:: Brano citato ::
● ● ● ●

Chi è Pierluigi Riccio? Dove e quando è nato? E dove si trova ora?
Sono un art director, lavoro in un agenzia pubblicitaria, produco rumore e la fotografia è la mia redenzione. Sono nato nel 1975, ho vissuto a Isernia dove ho cominciato ad usare la macchina fotografica, poi c’è stata Napoli dove ho iniziato a studiare la filosofia, Bologna dove ho conosciuto mia moglie e da dieci anni vivo a Roma dove tra poco meno di un mese nascerà mio figlio.

Qual è stata la tua formazione e come ti sei avvicinato alla fotografia? Qual è il suo ruolo nella tua vita?

● ● ● ●

:: Dati forniti ::
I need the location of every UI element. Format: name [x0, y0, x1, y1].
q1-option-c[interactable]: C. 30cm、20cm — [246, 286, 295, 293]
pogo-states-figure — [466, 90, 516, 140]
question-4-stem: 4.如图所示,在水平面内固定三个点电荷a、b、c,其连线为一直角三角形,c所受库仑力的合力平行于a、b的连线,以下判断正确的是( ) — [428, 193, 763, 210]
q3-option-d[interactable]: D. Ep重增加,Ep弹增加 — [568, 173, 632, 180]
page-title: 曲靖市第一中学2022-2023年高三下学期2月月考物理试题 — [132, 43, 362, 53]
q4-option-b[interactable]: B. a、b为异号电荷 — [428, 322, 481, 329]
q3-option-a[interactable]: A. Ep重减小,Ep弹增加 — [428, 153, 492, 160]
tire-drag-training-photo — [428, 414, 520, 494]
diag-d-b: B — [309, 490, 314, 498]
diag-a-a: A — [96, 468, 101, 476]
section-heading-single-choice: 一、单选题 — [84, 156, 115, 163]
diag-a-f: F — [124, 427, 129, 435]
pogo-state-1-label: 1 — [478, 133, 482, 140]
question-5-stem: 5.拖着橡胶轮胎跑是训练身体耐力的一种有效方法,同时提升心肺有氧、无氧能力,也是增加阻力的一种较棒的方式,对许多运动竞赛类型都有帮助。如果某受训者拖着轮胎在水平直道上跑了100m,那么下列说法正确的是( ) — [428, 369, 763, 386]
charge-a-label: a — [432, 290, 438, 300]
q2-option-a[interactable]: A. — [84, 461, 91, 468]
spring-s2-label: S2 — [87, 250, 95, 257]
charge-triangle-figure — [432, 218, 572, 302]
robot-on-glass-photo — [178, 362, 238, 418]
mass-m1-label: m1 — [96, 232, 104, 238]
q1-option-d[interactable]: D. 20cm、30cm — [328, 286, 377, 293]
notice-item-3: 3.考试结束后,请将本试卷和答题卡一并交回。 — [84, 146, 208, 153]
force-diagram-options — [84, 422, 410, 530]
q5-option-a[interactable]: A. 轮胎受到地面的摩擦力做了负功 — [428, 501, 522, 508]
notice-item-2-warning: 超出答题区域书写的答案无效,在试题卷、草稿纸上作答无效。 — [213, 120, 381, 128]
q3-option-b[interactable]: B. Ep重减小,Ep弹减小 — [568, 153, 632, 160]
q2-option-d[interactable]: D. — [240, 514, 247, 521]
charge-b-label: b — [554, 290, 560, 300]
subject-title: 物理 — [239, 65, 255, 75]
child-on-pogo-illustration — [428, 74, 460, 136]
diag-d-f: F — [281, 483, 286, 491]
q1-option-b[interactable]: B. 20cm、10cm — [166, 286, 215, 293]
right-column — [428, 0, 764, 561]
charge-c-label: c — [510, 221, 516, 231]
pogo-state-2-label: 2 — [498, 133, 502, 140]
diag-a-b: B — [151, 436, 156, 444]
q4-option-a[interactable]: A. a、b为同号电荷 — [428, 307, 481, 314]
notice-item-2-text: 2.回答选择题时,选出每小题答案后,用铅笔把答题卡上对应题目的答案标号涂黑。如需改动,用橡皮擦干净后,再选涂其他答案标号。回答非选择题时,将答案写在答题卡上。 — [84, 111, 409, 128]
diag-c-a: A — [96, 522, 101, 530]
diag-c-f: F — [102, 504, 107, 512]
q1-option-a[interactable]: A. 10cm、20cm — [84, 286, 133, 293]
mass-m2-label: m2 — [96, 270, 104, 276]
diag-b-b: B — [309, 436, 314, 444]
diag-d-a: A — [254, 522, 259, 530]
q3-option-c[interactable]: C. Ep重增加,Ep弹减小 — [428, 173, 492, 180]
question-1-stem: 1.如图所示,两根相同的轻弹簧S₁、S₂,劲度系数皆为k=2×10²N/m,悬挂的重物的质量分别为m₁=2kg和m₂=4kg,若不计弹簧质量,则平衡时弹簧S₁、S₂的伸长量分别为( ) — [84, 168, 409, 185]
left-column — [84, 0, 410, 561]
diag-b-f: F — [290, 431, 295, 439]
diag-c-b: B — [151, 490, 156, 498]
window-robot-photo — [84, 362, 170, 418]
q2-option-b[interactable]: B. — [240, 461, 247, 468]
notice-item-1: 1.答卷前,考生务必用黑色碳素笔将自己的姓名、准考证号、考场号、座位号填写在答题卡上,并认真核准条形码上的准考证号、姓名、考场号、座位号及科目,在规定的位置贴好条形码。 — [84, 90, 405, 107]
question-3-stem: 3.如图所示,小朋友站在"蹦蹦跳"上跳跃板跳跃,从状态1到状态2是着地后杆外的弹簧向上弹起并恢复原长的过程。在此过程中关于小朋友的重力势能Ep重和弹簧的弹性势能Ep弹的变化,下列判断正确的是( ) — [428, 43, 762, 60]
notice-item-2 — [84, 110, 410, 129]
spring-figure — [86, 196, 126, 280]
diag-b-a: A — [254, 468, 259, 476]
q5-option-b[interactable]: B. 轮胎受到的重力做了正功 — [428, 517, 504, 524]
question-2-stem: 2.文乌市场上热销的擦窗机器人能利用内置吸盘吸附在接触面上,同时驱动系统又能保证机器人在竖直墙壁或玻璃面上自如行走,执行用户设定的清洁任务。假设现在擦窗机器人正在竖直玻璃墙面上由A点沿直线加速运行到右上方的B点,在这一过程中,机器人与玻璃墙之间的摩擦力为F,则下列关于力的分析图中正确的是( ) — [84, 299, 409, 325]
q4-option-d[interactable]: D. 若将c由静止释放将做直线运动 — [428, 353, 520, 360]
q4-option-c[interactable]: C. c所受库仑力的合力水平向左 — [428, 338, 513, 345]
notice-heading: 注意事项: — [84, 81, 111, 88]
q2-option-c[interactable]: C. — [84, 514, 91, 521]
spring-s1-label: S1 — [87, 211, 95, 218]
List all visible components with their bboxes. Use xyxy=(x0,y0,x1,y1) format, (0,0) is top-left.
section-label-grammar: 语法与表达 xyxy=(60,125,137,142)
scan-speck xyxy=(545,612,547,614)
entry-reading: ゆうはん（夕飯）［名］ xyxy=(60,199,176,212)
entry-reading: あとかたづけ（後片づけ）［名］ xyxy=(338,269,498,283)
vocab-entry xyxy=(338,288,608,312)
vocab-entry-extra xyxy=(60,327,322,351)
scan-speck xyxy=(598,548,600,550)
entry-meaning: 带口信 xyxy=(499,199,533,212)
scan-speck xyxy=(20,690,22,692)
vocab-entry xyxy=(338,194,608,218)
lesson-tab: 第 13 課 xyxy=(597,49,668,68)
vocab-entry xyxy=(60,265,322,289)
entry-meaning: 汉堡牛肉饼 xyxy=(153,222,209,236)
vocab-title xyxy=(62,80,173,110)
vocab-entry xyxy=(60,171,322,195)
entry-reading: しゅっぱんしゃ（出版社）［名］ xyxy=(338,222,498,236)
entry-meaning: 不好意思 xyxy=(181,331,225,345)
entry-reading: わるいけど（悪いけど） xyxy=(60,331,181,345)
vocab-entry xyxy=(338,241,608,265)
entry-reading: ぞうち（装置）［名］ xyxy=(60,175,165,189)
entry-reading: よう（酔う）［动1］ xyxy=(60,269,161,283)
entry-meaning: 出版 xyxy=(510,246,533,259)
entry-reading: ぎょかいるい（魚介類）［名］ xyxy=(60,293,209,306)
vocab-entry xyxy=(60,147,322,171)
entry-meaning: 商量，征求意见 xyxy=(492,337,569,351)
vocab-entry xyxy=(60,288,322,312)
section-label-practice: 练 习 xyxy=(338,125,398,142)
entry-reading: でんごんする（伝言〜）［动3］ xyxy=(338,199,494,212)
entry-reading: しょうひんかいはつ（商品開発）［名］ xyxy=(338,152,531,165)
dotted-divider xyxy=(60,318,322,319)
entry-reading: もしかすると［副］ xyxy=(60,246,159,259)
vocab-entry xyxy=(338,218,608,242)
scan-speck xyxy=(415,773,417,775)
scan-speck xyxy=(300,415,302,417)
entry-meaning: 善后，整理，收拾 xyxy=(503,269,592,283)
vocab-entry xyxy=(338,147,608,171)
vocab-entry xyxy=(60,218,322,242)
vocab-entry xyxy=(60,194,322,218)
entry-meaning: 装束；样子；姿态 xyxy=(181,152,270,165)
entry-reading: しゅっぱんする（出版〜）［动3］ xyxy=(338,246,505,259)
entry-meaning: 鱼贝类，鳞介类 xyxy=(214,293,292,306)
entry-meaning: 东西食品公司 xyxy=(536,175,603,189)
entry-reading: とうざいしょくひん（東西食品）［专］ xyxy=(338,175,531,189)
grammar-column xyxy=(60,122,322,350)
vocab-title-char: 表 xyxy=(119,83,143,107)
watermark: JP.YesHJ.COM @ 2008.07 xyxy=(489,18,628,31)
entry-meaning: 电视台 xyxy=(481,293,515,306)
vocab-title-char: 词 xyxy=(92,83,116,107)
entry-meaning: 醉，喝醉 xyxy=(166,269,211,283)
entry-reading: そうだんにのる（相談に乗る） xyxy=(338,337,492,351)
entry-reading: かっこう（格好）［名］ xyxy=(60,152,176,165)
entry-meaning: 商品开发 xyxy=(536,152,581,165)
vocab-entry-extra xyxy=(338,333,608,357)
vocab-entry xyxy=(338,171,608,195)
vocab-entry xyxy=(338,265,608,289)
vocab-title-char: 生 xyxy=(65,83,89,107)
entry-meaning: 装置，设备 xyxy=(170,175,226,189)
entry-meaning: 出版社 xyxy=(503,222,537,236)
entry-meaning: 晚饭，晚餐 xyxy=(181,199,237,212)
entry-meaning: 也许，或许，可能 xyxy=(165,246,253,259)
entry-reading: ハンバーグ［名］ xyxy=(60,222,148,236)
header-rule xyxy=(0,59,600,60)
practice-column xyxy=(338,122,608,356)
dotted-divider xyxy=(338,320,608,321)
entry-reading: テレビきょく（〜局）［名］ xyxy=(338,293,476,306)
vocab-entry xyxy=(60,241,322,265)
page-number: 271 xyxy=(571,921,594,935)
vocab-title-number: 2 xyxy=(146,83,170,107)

● ● ● ●

:: Esercizi e compiti ::
- a) Per favore, riproduci fedelmente la parte dell'intervista che comincia con "Chi è Pierluigi" e termina con "nascerà mio figlio.".
- b) Stabilisci se ciascuna affermazione concorda con l'intervista, rispondendo sì o no e citando alla lettera le parole decisive: (i) Riccio ha cominciato a usare la macchina fotografica a Napoli; (ii) Riccio vive a Roma da dieci anni; (iii) Riccio ha conosciuto sua moglie a Bologna.
- c) Secondo l'intervista, perché Isernia ha un posto particolare nel rapporto di Riccio con la fotografia? Rispondi in una o due frasi.
Le righe non servono a nessuno dei compiti.

:: Soluzioni ::
- a)
Chi è Pierluigi Riccio? Dove e quando è nato? E dove si trova ora?
Sono un art director, lavoro in un agenzia pubblicitaria, produco rumore e la fotografia è la mia redenzione. Sono nato nel 1975, ho vissuto a Isernia dove ho cominciato ad usare la macchina fotografica, poi c’è stata Napoli dove ho iniziato a studiare la filosofia, Bologna dove ho conosciuto mia moglie e da dieci anni vivo a Roma dove tra poco meno di un mese nascerà mio figlio.

- b)
(i) No: "ho vissuto a Isernia dove ho cominciato ad usare la macchina fotografica".
(ii) Sì: "da dieci anni vivo a Roma".
(iii) Sì: "Bologna dove ho conosciuto mia moglie".

- c) Isernia è la città in cui Riccio ha vissuto e ha cominciato a usare la macchina fotografica.